• [Records for processing]

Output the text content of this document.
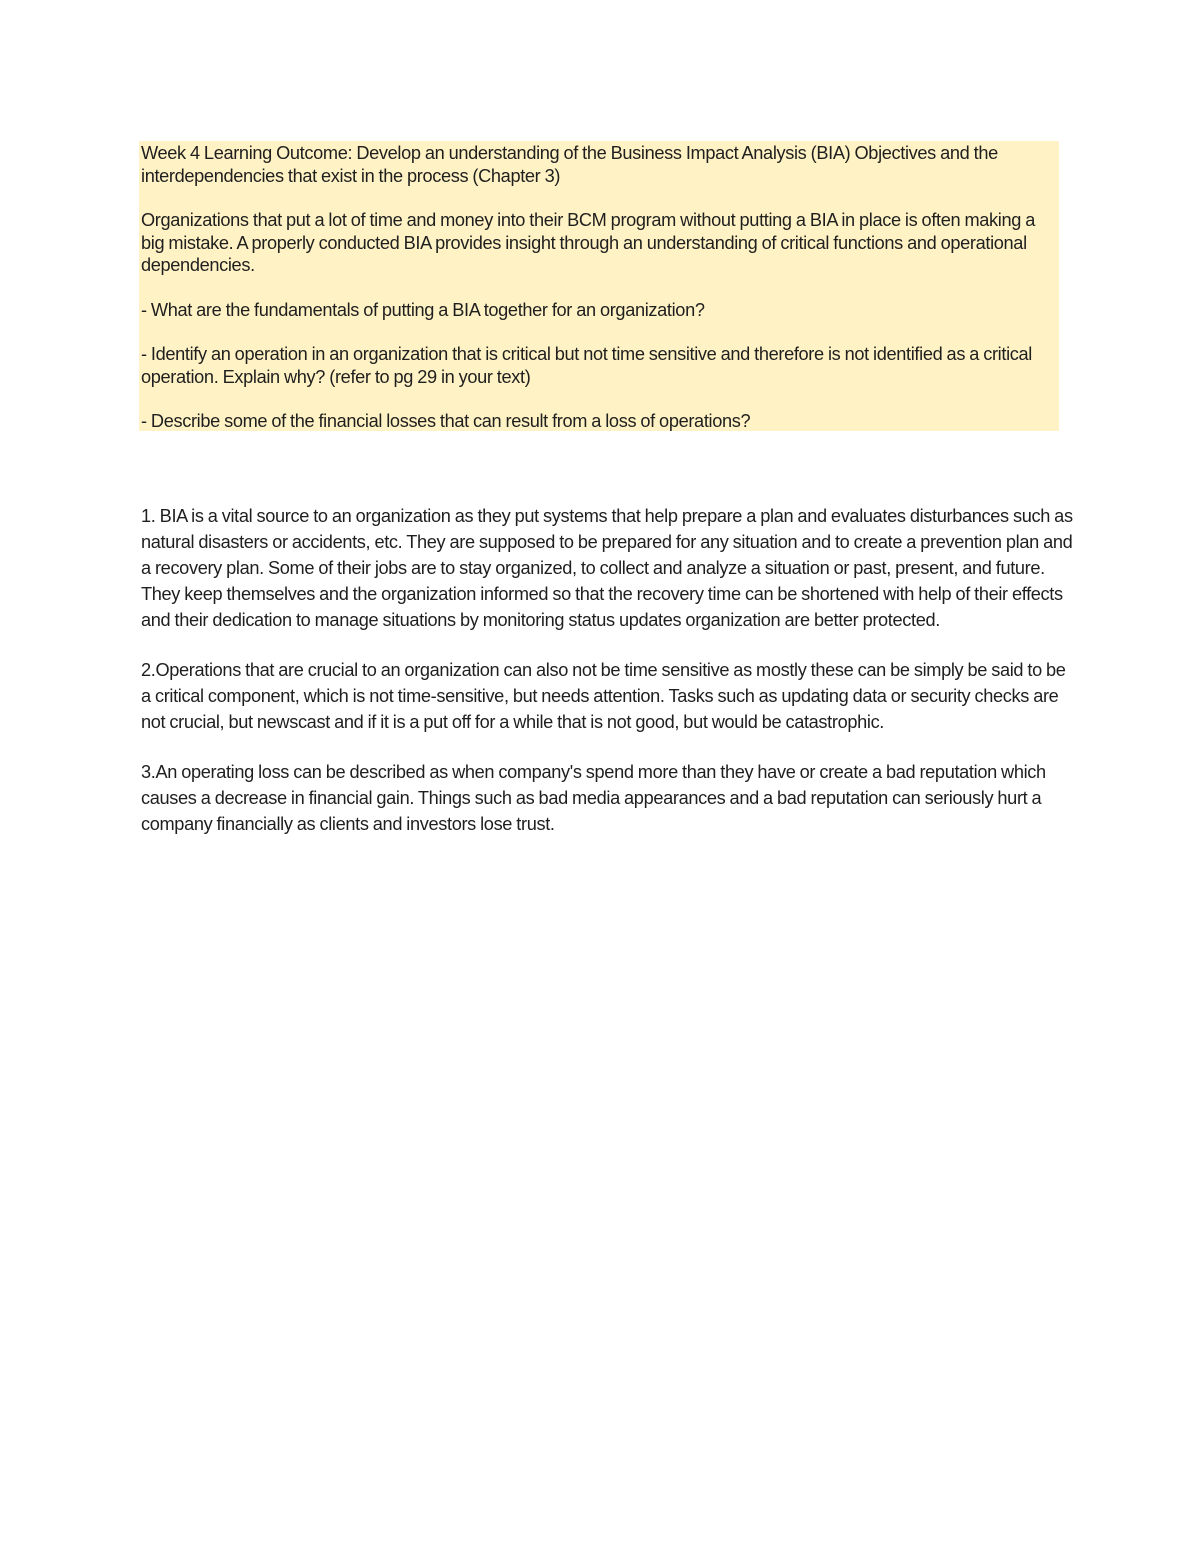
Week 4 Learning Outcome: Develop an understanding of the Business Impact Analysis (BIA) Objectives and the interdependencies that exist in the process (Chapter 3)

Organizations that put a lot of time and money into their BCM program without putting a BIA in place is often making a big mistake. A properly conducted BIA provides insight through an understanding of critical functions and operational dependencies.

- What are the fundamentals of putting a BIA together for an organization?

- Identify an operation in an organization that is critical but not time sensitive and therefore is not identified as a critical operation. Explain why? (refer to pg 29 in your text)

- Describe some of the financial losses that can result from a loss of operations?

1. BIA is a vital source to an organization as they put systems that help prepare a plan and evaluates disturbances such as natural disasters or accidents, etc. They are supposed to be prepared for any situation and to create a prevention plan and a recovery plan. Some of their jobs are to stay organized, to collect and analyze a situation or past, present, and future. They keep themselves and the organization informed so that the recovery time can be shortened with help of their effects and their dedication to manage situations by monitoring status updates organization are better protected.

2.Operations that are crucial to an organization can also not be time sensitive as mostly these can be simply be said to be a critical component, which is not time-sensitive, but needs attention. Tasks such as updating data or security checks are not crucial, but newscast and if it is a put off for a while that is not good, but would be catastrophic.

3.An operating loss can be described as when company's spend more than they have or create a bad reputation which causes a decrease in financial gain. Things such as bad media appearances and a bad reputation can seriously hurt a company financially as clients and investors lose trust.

• [Task objective] Your task is to repeat the data above exactly while excluding the pictures.

• [Exercise result]
Output the text content of this document.
Week 4 Learning Outcome: Develop an understanding of the Business Impact Analysis (BIA) Objectives and the interdependencies that exist in the process (Chapter 3)

Organizations that put a lot of time and money into their BCM program without putting a BIA in place is often making a big mistake. A properly conducted BIA provides insight through an understanding of critical functions and operational dependencies.

- What are the fundamentals of putting a BIA together for an organization?

- Identify an operation in an organization that is critical but not time sensitive and therefore is not identified as a critical operation. Explain why? (refer to pg 29 in your text)

- Describe some of the financial losses that can result from a loss of operations?

1. BIA is a vital source to an organization as they put systems that help prepare a plan and evaluates disturbances such as natural disasters or accidents, etc. They are supposed to be prepared for any situation and to create a prevention plan and a recovery plan. Some of their jobs are to stay organized, to collect and analyze a situation or past, present, and future. They keep themselves and the organization informed so that the recovery time can be shortened with help of their effects and their dedication to manage situations by monitoring status updates organization are better protected.

2.Operations that are crucial to an organization can also not be time sensitive as mostly these can be simply be said to be a critical component, which is not time-sensitive, but needs attention. Tasks such as updating data or security checks are not crucial, but newscast and if it is a put off for a while that is not good, but would be catastrophic.

3.An operating loss can be described as when company's spend more than they have or create a bad reputation which causes a decrease in financial gain. Things such as bad media appearances and a bad reputation can seriously hurt a company financially as clients and investors lose trust.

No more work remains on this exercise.